TASK DETAILS: Pull every "icon" line out of the data below.

INPUT RECORDS:
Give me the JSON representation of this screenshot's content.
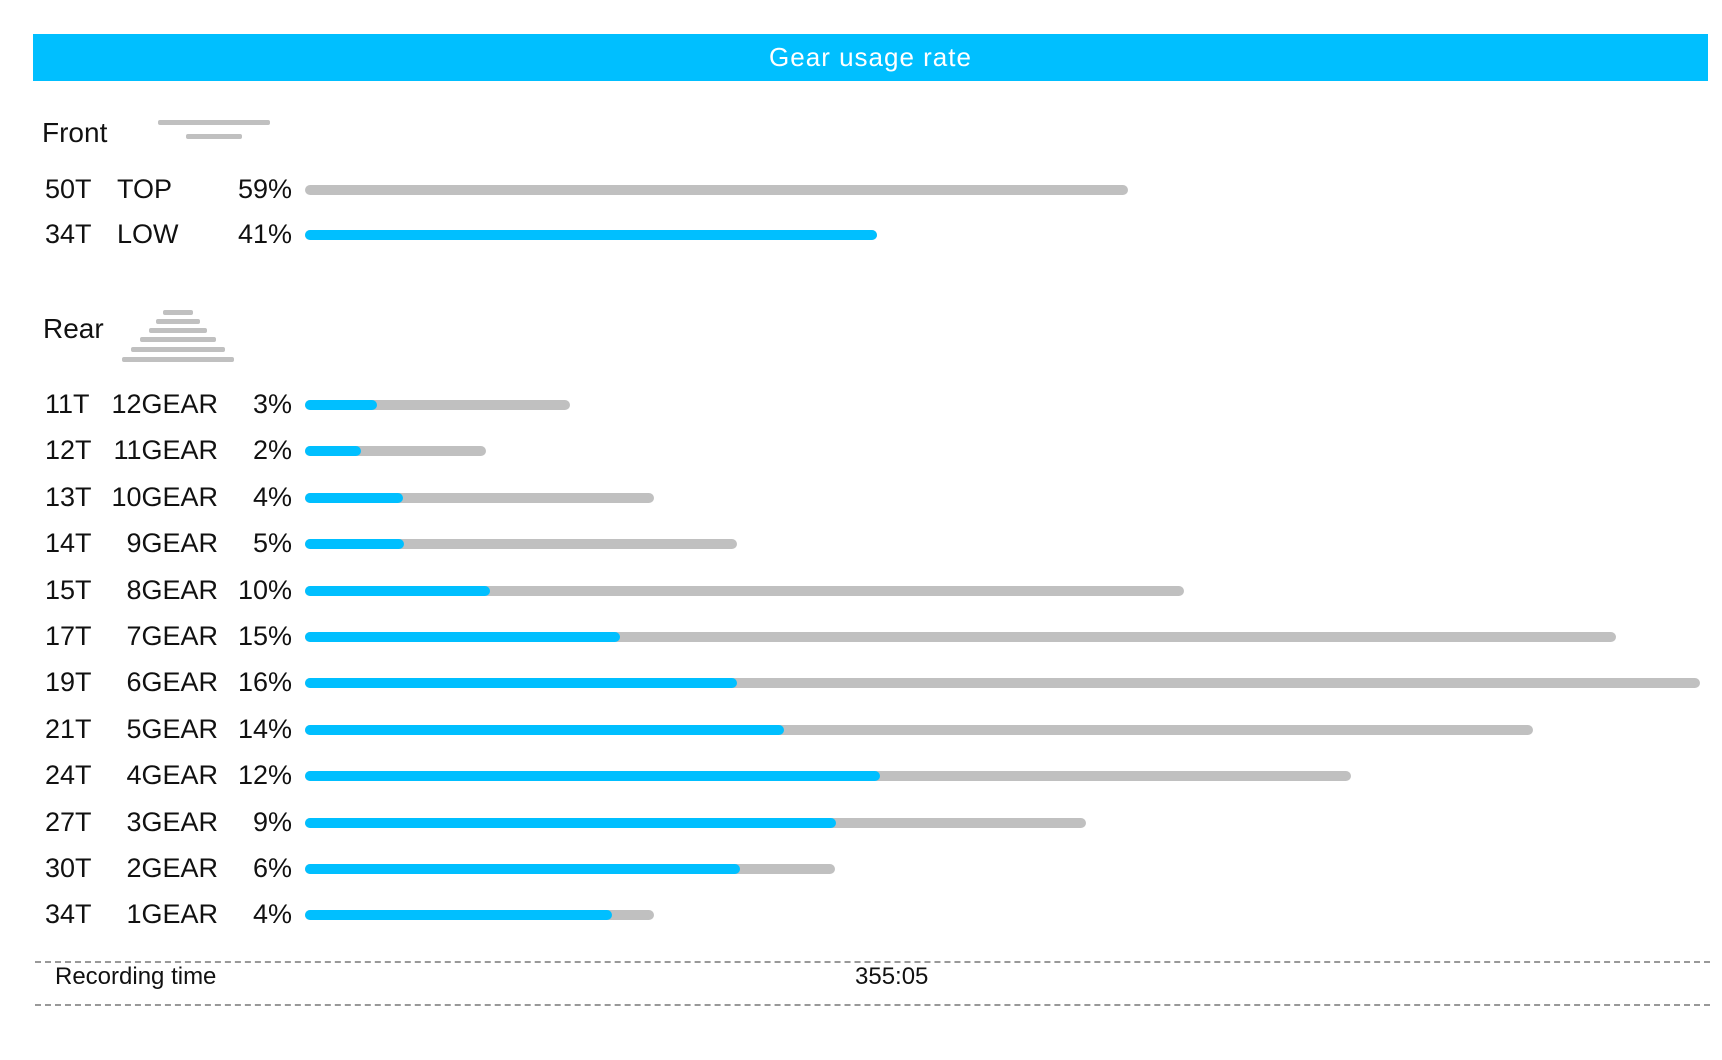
{
  "title": "Gear usage rate",
  "colors": {
    "accent": "#00bfff",
    "track": "#c0c0c0",
    "text": "#111111"
  },
  "front": {
    "label": "Front",
    "icon": "chainring-icon"
  },
  "rear": {
    "label": "Rear",
    "icon": "cassette-icon"
  },
  "footer": {
    "label": "Recording time",
    "value": "355:05"
  },
  "chart_data": {
    "type": "bar",
    "title": "Gear usage rate",
    "orientation": "horizontal",
    "front": [
      {
        "teeth": "50T",
        "name": "TOP",
        "pct_label": "59%",
        "value": 59,
        "track": 0.59,
        "fill": 0.0
      },
      {
        "teeth": "34T",
        "name": "LOW",
        "pct_label": "41%",
        "value": 41,
        "track": 0.41,
        "fill": 1.0
      }
    ],
    "rear": [
      {
        "teeth": "11T",
        "name": "12GEAR",
        "pct_label": "3%",
        "value": 3,
        "track": 0.19,
        "fill": 0.27
      },
      {
        "teeth": "12T",
        "name": "11GEAR",
        "pct_label": "2%",
        "value": 2,
        "track": 0.13,
        "fill": 0.31
      },
      {
        "teeth": "13T",
        "name": "10GEAR",
        "pct_label": "4%",
        "value": 4,
        "track": 0.25,
        "fill": 0.28
      },
      {
        "teeth": "14T",
        "name": "9GEAR",
        "pct_label": "5%",
        "value": 5,
        "track": 0.31,
        "fill": 0.23
      },
      {
        "teeth": "15T",
        "name": "8GEAR",
        "pct_label": "10%",
        "value": 10,
        "track": 0.63,
        "fill": 0.21
      },
      {
        "teeth": "17T",
        "name": "7GEAR",
        "pct_label": "15%",
        "value": 15,
        "track": 0.94,
        "fill": 0.24
      },
      {
        "teeth": "19T",
        "name": "6GEAR",
        "pct_label": "16%",
        "value": 16,
        "track": 1.0,
        "fill": 0.31
      },
      {
        "teeth": "21T",
        "name": "5GEAR",
        "pct_label": "14%",
        "value": 14,
        "track": 0.88,
        "fill": 0.39
      },
      {
        "teeth": "24T",
        "name": "4GEAR",
        "pct_label": "12%",
        "value": 12,
        "track": 0.75,
        "fill": 0.55
      },
      {
        "teeth": "27T",
        "name": "3GEAR",
        "pct_label": "9%",
        "value": 9,
        "track": 0.56,
        "fill": 0.68
      },
      {
        "teeth": "30T",
        "name": "2GEAR",
        "pct_label": "6%",
        "value": 6,
        "track": 0.38,
        "fill": 0.82
      },
      {
        "teeth": "34T",
        "name": "1GEAR",
        "pct_label": "4%",
        "value": 4,
        "track": 0.25,
        "fill": 0.88
      }
    ]
  }
}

FULL SOLUTION:
    "icon": "chainring-icon"
    "icon": "cassette-icon"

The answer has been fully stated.